§ **Data records**:
+---+
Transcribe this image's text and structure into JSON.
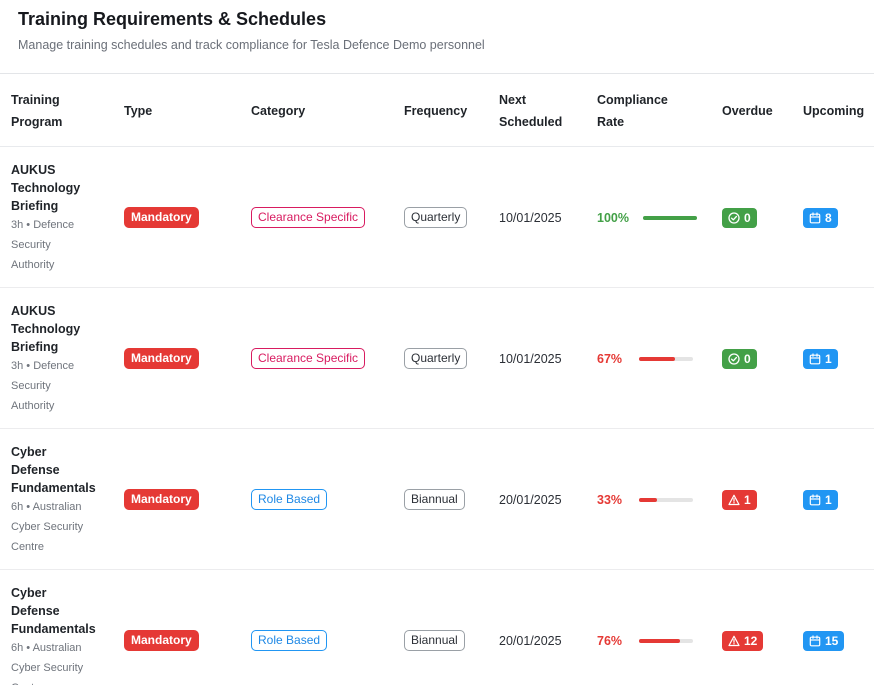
{
  "header": {
    "title": "Training Requirements & Schedules",
    "subtitle": "Manage training schedules and track compliance for Tesla Defence Demo personnel"
  },
  "columns": {
    "program": "Training Program",
    "type": "Type",
    "category": "Category",
    "frequency": "Frequency",
    "next": "Next Scheduled",
    "compliance": "Compliance Rate",
    "overdue": "Overdue",
    "upcoming": "Upcoming"
  },
  "colors": {
    "mandatory": "#e53935",
    "clearance": "#d81b60",
    "role": "#2196f3",
    "good": "#43a047",
    "bad": "#e53935"
  },
  "rows": [
    {
      "title_lines": [
        "AUKUS",
        "Technology",
        "Briefing"
      ],
      "meta_lines": [
        "3h • Defence",
        "Security",
        "Authority"
      ],
      "type": "Mandatory",
      "category": "Clearance Specific",
      "category_kind": "clearance",
      "frequency": "Quarterly",
      "next": "10/01/2025",
      "rate_label": "100%",
      "rate": 1.0,
      "overdue": "0",
      "overdue_kind": "ok",
      "upcoming": "8"
    },
    {
      "title_lines": [
        "AUKUS",
        "Technology",
        "Briefing"
      ],
      "meta_lines": [
        "3h • Defence",
        "Security",
        "Authority"
      ],
      "type": "Mandatory",
      "category": "Clearance Specific",
      "category_kind": "clearance",
      "frequency": "Quarterly",
      "next": "10/01/2025",
      "rate_label": "67%",
      "rate": 0.67,
      "overdue": "0",
      "overdue_kind": "ok",
      "upcoming": "1"
    },
    {
      "title_lines": [
        "Cyber",
        "Defense",
        "Fundamentals"
      ],
      "meta_lines": [
        "6h • Australian",
        "Cyber Security",
        "Centre"
      ],
      "type": "Mandatory",
      "category": "Role Based",
      "category_kind": "role",
      "frequency": "Biannual",
      "next": "20/01/2025",
      "rate_label": "33%",
      "rate": 0.33,
      "overdue": "1",
      "overdue_kind": "warn",
      "upcoming": "1"
    },
    {
      "title_lines": [
        "Cyber",
        "Defense",
        "Fundamentals"
      ],
      "meta_lines": [
        "6h • Australian",
        "Cyber Security",
        "Centre"
      ],
      "type": "Mandatory",
      "category": "Role Based",
      "category_kind": "role",
      "frequency": "Biannual",
      "next": "20/01/2025",
      "rate_label": "76%",
      "rate": 0.76,
      "overdue": "12",
      "overdue_kind": "warn",
      "upcoming": "15"
    }
  ]
}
+---+
All records above are to be printed exactly, minus the pictures they contain.

Transcribe this image's text and structure into JSON.
{
  "header": {
    "title": "Training Requirements & Schedules",
    "subtitle": "Manage training schedules and track compliance for Tesla Defence Demo personnel"
  },
  "columns": {
    "program": "Training Program",
    "type": "Type",
    "category": "Category",
    "frequency": "Frequency",
    "next": "Next Scheduled",
    "compliance": "Compliance Rate",
    "overdue": "Overdue",
    "upcoming": "Upcoming"
  },
  "colors": {
    "mandatory": "#e53935",
    "clearance": "#d81b60",
    "role": "#2196f3",
    "good": "#43a047",
    "bad": "#e53935"
  },
  "rows": [
    {
      "title_lines": [
        "AUKUS",
        "Technology",
        "Briefing"
      ],
      "meta_lines": [
        "3h • Defence",
        "Security",
        "Authority"
      ],
      "type": "Mandatory",
      "category": "Clearance Specific",
      "category_kind": "clearance",
      "frequency": "Quarterly",
      "next": "10/01/2025",
      "rate_label": "100%",
      "rate": 1.0,
      "overdue": "0",
      "overdue_kind": "ok",
      "upcoming": "8"
    },
    {
      "title_lines": [
        "AUKUS",
        "Technology",
        "Briefing"
      ],
      "meta_lines": [
        "3h • Defence",
        "Security",
        "Authority"
      ],
      "type": "Mandatory",
      "category": "Clearance Specific",
      "category_kind": "clearance",
      "frequency": "Quarterly",
      "next": "10/01/2025",
      "rate_label": "67%",
      "rate": 0.67,
      "overdue": "0",
      "overdue_kind": "ok",
      "upcoming": "1"
    },
    {
      "title_lines": [
        "Cyber",
        "Defense",
        "Fundamentals"
      ],
      "meta_lines": [
        "6h • Australian",
        "Cyber Security",
        "Centre"
      ],
      "type": "Mandatory",
      "category": "Role Based",
      "category_kind": "role",
      "frequency": "Biannual",
      "next": "20/01/2025",
      "rate_label": "33%",
      "rate": 0.33,
      "overdue": "1",
      "overdue_kind": "warn",
      "upcoming": "1"
    },
    {
      "title_lines": [
        "Cyber",
        "Defense",
        "Fundamentals"
      ],
      "meta_lines": [
        "6h • Australian",
        "Cyber Security",
        "Centre"
      ],
      "type": "Mandatory",
      "category": "Role Based",
      "category_kind": "role",
      "frequency": "Biannual",
      "next": "20/01/2025",
      "rate_label": "76%",
      "rate": 0.76,
      "overdue": "12",
      "overdue_kind": "warn",
      "upcoming": "15"
    }
  ]
}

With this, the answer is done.